■ Fragmento del texto ■
____

Qué fue el comunismo
Y cuál sería un balance general de su paso por el Siglo XX
Mario Rechy.
Publicado en Reincidente. Puebla, Pue. México. Número 40

Para la gran mayoría, la percepción que hoy se tiene del comunismo es que fue un sistema político económico que prevaleció en Rusia y sus países satélites durante siete décadas; que se caracterizó por la planeación central de la economía y la supresión del mercado; un estado fuerte y autoritario, la ausencia de libertades democráticas y la intolerancia. religiosa. Esa percepción es, relativamente, una idea correcta. Pero el comunismo fue también el motivo de inspiración de varias generaciones de jóvenes idealistas, preocupados por la injusticia en el mundo, decididos a terminar con la pobreza y la explotación de seres humanos por empresas capitalistas sin valores y convencidos de que el camino para conseguirlo era una revolución
social.
Menos personas piensan también que el comunismo fue una religión. Una religión sin dios, pero que cumplía o satisfacía todas las características de una fe. Es decir, que estaba fundado en un cuerpo doctrinario que contenía algunas premisas o dogmas fundamentalistas que se cimentaban en una visión ideológica del mundo, donde todo estaba regido por la lucha de contrarios, la supresión de uno de los opuestos, en un proceso de perpetua destrucción y creación. También esa visión es verdadera.
No porque sus militantes lo hubieran concebido así, sino porque se comportaban como fieles de un culto, más que como intérpretes de una disciplina científica. Yo fui un caso o ejemplo de lo primero que describí. Es decir, alguien que concebía al socialismo como una disciplina que abordaba la historia universal como una sucesión de formas económicas, o modos de producción como se dice en la jerga obligada; que pensaba que la sociedad llegaría a un punto de madurez en el que la lucha de clases nos colocaría al frente de una revolución universal, que no podía tener otro horizonte que la sustitución de las formas capitalistas hacia un momento de economía planificada. Ello quería decir que los hombres producirían acorde con sus capacidades y que acorde con ello tendrían su correspondiente retribución. Como lector y estudioso de esa disciplina, no solamente aprendí su coherencia teórica y su rigor económico, tuve también la voluntad y capacidad de ir a verlo para verificar su funcionamiento y alcances.

____

■ Datos proporcionados ■
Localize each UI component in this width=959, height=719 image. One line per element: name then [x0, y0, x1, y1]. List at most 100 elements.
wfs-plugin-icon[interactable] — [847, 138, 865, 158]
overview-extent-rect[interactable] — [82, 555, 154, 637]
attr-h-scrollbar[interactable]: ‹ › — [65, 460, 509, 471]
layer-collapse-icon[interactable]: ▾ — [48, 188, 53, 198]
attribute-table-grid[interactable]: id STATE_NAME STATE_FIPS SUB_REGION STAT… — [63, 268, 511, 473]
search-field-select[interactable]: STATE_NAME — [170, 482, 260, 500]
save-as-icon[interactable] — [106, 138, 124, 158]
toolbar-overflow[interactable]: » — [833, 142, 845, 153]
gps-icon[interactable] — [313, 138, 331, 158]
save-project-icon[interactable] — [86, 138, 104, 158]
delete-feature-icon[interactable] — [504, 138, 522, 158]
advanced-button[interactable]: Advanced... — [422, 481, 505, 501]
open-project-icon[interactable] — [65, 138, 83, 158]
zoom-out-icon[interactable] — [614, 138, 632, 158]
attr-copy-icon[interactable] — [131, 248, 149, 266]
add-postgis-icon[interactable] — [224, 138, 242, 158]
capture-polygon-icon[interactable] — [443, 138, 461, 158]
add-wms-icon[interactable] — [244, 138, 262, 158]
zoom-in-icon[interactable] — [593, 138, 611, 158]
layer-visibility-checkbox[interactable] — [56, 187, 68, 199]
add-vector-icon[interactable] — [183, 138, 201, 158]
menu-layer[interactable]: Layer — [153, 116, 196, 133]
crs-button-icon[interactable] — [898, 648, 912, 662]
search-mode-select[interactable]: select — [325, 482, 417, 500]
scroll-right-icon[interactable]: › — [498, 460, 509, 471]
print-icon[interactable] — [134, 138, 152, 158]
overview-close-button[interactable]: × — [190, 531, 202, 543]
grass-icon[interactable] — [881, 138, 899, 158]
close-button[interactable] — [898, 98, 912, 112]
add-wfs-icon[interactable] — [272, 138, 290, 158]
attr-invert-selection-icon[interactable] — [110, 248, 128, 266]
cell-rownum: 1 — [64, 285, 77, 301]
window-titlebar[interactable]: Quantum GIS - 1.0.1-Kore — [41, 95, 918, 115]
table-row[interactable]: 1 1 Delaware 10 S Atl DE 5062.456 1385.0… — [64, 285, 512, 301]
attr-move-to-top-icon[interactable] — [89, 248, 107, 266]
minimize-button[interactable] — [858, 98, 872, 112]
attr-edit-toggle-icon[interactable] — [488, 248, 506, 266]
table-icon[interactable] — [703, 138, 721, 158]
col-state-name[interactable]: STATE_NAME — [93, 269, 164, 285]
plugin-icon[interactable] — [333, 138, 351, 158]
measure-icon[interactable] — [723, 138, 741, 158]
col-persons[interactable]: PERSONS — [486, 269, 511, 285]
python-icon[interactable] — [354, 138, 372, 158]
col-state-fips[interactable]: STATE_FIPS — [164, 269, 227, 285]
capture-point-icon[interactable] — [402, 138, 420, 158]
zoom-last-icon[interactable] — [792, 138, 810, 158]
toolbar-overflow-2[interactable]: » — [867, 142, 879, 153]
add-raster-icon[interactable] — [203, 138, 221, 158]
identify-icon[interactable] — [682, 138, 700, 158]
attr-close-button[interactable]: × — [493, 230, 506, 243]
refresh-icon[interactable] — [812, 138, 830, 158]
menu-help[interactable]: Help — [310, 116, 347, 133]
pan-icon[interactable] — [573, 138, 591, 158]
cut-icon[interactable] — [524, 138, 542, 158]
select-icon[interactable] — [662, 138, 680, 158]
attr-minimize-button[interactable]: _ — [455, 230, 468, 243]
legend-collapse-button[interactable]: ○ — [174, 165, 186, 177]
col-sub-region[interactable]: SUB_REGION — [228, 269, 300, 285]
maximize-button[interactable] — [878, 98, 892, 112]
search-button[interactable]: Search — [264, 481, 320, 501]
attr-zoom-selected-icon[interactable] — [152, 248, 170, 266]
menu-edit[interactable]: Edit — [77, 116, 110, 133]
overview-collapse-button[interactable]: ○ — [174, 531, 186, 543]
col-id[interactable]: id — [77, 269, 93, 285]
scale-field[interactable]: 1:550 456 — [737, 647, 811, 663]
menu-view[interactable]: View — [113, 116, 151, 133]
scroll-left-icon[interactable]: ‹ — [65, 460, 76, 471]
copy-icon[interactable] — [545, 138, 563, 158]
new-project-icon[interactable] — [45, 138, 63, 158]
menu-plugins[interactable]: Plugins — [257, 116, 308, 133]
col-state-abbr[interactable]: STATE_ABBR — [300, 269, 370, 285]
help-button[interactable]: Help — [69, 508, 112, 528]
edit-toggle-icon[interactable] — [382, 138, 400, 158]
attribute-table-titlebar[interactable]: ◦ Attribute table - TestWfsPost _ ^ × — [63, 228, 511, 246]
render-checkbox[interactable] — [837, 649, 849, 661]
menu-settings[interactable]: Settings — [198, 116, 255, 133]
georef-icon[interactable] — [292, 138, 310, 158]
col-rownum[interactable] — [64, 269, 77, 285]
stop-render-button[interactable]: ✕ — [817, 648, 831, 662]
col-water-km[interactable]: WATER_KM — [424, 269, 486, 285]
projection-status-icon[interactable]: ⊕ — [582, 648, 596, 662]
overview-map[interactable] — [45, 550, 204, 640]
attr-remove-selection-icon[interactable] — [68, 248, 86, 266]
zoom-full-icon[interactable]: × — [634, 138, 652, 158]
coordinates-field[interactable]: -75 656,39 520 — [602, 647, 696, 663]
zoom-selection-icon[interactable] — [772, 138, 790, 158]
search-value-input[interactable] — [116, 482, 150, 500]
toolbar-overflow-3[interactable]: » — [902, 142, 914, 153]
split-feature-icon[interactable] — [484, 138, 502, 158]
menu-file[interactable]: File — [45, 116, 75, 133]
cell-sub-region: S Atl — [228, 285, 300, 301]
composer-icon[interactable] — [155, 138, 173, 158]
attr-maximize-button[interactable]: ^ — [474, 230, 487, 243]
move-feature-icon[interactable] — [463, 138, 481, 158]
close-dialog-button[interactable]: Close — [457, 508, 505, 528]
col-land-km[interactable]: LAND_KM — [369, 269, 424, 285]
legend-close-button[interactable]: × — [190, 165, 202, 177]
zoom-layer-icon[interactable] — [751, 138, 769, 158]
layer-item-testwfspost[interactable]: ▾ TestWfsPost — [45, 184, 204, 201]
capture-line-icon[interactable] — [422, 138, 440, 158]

____

■ Problemas ■
a) Extrae del fragmento, sin cambiar nada, el tramo que va desde "Menos personas piensan" hasta "visión es verdadera.".
b) Explica en una a tres oraciones por qué, según el fragmento, es verdadera la visión de que el comunismo fue una religión.
c) Decide si cada afirmación concuerda con el fragmento y responde sí o no, citando textualmente las palabras que lo deciden:
(i) El comunismo prevaleció en Rusia y sus países satélites durante siete décadas.
(ii) La mayoría de las personas piensa que el comunismo fue una religión.
(iii) Quien narra concebía el socialismo como una disciplina.
Para resolver, apóyate solo en el fragmento.

■ Soluciones del ejercicio ■
a)
Menos personas piensan también que el comunismo fue una religión. Una religión sin dios, pero que cumplía o satisfacía todas las características de una fe. Es decir, que estaba fundado en un cuerpo doctrinario que contenía algunas premisas o dogmas fundamentalistas que se cimentaban en una visión ideológica del mundo, donde todo estaba regido por la lucha de contrarios, la supresión de uno de los opuestos, en un proceso de perpetua destrucción y creación. También esa visión es verdadera.

b) Esa visión es verdadera no porque sus militantes concibieran así el comunismo, sino porque se comportaban como fieles de un culto más que como intérpretes de una disciplina científica.

c)
(i) Sí: "prevaleció en Rusia y sus países satélites durante siete décadas".
(ii) No: "Menos personas piensan también que el comunismo fue una religión".
(iii) Sí: "alguien que concebía al socialismo como una disciplina".